Your task: Extract from the listing each line in which the word "content" appears.

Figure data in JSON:
Start

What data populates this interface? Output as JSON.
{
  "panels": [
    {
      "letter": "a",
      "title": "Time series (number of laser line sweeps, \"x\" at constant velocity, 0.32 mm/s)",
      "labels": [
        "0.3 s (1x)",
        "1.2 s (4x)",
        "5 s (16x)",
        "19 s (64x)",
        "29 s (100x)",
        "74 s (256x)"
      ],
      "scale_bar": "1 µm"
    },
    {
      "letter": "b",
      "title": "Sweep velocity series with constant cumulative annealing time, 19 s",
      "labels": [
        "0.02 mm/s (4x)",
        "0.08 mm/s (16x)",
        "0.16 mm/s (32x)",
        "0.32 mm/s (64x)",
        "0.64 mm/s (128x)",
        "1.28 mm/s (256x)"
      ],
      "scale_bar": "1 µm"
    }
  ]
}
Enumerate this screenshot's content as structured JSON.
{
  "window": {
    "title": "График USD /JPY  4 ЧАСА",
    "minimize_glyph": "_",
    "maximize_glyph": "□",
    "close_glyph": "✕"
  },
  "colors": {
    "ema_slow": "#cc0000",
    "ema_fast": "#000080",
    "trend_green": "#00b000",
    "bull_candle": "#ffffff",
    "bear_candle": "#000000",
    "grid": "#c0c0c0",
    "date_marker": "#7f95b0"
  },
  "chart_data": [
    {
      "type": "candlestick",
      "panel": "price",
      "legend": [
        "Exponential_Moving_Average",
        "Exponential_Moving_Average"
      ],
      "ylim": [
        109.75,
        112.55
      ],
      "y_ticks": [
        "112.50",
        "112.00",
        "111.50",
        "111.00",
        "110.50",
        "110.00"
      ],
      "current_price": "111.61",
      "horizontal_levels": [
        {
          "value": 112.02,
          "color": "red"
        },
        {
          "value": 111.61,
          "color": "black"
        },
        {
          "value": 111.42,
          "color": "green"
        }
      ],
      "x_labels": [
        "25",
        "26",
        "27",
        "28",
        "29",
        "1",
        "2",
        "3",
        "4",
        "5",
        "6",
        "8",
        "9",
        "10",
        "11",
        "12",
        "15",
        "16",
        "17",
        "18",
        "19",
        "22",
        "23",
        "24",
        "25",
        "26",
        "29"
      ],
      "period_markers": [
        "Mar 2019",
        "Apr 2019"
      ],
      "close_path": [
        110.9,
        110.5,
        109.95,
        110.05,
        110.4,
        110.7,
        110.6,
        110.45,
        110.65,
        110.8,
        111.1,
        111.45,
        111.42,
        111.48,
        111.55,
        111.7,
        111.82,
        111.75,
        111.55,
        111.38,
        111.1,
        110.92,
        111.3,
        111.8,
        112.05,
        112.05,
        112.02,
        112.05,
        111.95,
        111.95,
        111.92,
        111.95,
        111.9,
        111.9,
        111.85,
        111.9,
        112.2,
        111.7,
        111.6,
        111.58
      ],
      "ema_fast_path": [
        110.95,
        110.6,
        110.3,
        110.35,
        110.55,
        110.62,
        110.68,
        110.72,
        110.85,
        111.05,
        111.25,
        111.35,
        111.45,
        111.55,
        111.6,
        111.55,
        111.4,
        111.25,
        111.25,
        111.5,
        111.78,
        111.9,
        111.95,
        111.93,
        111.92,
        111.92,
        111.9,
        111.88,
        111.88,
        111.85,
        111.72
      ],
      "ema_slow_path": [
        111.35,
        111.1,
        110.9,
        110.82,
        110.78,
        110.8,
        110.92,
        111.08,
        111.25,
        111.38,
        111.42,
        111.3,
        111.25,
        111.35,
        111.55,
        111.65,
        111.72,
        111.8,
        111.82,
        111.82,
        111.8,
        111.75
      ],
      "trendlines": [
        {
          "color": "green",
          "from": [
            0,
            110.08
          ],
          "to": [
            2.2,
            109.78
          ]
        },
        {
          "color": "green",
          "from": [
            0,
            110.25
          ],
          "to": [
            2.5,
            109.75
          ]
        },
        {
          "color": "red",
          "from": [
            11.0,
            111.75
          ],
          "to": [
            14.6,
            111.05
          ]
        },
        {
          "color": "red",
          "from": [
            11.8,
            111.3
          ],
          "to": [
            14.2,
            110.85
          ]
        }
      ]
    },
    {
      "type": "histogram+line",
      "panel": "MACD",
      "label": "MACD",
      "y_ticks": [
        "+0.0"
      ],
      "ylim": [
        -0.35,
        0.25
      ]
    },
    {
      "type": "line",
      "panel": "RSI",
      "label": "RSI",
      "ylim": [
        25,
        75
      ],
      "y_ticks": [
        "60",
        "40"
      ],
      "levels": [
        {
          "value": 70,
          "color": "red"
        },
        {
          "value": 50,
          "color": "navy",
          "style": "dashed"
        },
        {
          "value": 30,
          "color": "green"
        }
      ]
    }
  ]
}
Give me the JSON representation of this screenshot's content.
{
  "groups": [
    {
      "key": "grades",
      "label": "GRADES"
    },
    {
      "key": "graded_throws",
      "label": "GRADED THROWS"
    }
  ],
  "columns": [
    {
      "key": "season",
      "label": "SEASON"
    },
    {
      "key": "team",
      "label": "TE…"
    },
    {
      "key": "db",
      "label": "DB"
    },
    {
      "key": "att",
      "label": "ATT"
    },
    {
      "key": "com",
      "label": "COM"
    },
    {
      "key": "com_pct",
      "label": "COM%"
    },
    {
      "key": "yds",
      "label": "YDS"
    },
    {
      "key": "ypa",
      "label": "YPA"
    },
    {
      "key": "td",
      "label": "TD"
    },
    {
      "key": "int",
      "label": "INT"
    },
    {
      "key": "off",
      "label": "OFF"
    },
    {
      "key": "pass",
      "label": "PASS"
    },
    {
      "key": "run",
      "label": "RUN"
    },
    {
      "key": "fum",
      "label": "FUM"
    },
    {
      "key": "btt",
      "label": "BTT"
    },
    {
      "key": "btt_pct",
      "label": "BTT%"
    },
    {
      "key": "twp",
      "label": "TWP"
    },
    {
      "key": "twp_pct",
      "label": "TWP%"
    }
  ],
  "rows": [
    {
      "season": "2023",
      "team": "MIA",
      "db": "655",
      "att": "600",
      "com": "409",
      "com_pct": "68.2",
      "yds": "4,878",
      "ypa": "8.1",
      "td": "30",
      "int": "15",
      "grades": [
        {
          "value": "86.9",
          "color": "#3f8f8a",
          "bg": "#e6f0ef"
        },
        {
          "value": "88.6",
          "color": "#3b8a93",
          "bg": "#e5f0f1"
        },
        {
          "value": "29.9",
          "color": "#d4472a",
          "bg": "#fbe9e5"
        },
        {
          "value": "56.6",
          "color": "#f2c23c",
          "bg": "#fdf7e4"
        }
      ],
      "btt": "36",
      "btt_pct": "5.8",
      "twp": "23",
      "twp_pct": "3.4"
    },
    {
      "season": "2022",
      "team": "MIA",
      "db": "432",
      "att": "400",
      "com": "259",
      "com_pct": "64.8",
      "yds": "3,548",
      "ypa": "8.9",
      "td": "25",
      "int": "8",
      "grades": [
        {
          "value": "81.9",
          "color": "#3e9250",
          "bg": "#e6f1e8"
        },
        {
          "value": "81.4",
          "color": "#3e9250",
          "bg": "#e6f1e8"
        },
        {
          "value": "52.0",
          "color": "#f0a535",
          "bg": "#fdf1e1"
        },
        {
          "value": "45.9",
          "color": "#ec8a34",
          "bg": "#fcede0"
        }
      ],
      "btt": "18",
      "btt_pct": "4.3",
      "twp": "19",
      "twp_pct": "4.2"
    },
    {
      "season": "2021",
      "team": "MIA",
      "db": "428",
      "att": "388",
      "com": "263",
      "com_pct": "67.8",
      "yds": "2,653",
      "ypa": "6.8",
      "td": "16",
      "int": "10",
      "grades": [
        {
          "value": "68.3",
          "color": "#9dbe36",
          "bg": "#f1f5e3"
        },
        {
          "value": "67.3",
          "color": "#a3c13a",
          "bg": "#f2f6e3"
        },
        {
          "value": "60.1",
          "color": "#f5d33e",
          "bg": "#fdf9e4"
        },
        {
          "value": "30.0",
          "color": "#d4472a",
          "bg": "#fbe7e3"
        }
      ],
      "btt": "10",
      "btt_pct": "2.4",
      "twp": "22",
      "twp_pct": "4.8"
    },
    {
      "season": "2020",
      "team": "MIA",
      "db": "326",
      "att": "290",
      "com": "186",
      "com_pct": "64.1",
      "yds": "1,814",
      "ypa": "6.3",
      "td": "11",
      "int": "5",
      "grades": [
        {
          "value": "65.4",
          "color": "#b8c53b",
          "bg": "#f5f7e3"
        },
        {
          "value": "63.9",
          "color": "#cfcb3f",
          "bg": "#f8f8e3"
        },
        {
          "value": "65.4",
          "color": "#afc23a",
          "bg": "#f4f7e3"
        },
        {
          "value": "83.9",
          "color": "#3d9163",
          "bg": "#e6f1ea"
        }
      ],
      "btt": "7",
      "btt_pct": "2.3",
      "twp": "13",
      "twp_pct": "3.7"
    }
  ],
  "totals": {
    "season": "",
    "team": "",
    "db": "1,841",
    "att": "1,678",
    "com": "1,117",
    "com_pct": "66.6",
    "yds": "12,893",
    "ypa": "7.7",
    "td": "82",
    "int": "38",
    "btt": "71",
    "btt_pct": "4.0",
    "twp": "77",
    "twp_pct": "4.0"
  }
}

End

Correct response:
Enumerate this screenshot's content as structured JSON.
Give me the JSON representation of this screenshot's content.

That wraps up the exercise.